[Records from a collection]
#####
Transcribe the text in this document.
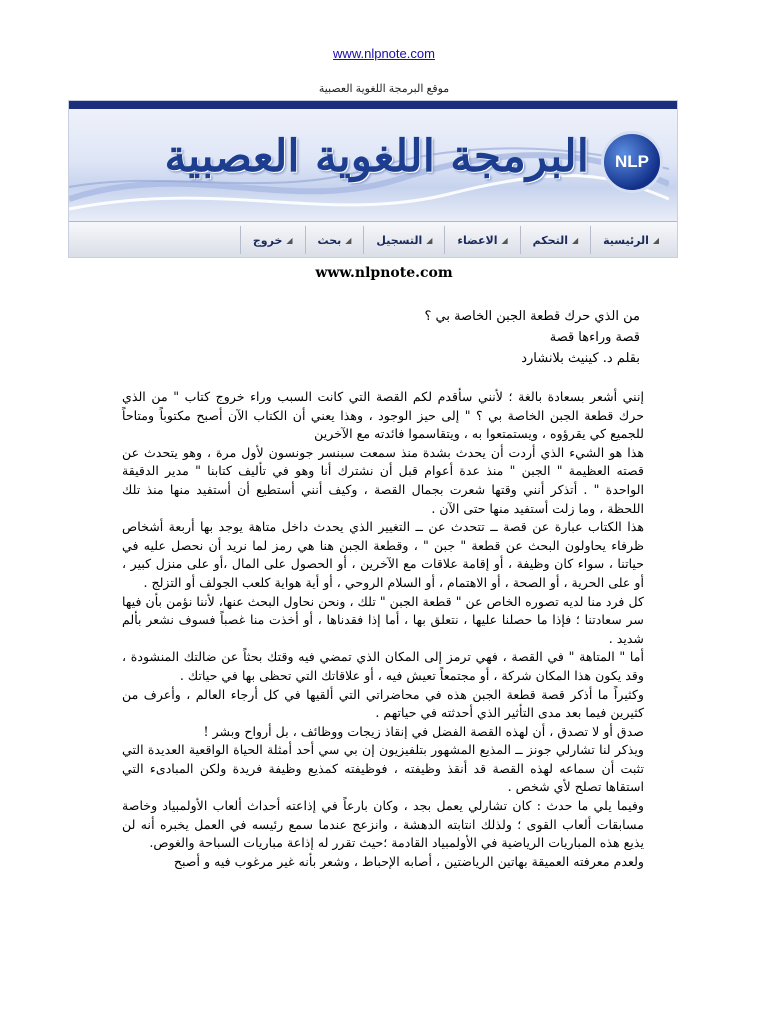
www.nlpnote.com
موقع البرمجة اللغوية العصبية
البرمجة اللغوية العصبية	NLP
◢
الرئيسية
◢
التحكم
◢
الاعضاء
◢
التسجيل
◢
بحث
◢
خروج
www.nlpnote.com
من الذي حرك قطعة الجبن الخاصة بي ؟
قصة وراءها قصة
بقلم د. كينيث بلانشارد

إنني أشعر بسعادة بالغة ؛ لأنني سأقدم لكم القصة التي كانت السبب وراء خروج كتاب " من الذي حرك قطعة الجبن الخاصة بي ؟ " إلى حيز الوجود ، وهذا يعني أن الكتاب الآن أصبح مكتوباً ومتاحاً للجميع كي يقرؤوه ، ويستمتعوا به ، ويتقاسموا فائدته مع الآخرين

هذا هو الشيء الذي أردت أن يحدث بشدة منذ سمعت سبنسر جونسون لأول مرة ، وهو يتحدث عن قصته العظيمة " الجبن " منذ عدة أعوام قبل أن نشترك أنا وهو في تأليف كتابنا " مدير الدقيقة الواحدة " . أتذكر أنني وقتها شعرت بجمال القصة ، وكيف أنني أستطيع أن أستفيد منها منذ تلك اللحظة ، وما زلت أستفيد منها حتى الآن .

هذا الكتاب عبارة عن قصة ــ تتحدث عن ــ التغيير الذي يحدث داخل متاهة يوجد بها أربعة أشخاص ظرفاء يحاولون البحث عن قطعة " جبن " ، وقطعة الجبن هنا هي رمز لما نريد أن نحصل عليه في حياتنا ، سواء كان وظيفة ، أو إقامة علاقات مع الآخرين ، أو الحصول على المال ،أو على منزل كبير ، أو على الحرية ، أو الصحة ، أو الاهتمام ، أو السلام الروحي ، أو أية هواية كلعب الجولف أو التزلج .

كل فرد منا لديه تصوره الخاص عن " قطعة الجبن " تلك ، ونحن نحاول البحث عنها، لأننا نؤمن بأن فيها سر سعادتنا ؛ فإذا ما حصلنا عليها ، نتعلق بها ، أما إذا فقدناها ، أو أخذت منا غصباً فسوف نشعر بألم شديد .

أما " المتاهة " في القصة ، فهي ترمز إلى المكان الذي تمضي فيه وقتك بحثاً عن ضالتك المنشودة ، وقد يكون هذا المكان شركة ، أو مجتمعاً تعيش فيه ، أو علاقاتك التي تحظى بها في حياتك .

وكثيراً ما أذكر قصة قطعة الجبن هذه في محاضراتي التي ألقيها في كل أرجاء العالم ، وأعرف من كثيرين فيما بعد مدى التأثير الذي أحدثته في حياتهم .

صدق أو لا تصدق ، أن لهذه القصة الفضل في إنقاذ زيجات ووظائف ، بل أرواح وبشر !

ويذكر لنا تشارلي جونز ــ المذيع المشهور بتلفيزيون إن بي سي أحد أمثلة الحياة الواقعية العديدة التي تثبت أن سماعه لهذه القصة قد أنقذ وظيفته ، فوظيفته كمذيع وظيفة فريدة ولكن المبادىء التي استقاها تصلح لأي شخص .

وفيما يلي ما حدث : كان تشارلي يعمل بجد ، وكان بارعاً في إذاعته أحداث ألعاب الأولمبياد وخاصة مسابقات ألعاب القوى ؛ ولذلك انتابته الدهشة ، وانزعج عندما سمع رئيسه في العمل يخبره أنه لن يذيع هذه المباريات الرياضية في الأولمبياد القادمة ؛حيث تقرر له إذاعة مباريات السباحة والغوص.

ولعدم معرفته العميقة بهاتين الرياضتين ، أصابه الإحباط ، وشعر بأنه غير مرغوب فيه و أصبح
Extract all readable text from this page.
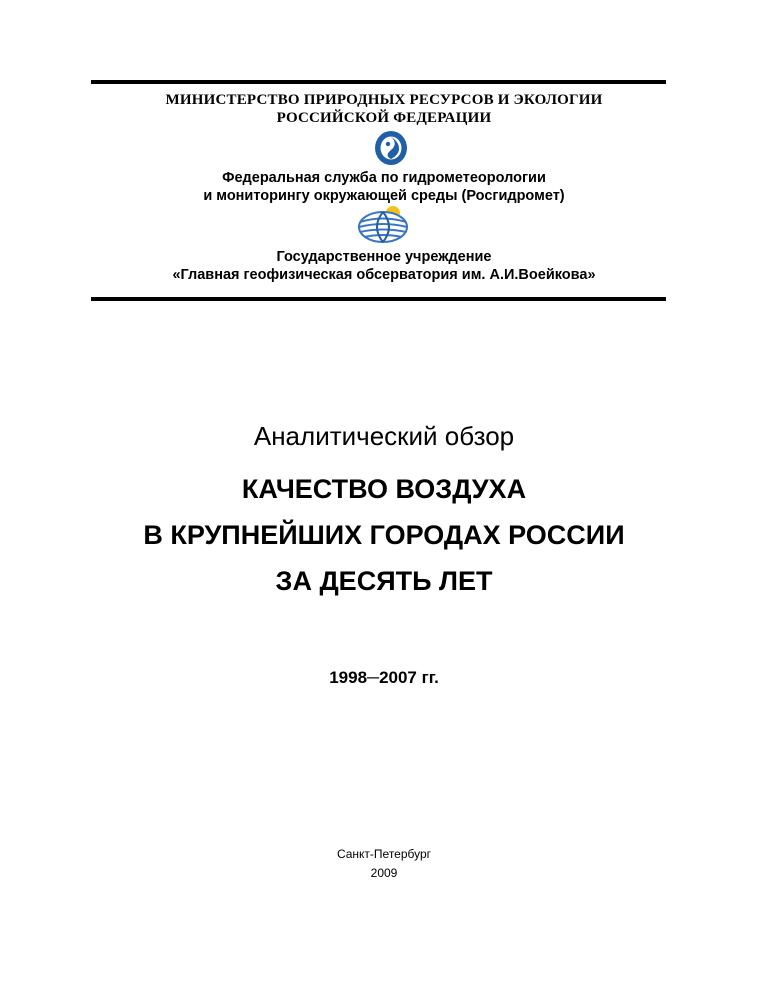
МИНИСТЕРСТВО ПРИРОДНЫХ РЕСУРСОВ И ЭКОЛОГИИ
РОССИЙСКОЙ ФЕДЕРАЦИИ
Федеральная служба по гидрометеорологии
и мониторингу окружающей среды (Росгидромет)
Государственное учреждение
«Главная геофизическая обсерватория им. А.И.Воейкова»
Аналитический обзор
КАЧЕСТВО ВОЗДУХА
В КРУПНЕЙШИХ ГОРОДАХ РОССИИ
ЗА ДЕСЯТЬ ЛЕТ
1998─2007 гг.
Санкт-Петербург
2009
#####
What is asked =
Identify the lines that hold the word "this". Copy every one of them.

Exercise answer =
Transcribe the text in this document.
Extract all readable text from this page.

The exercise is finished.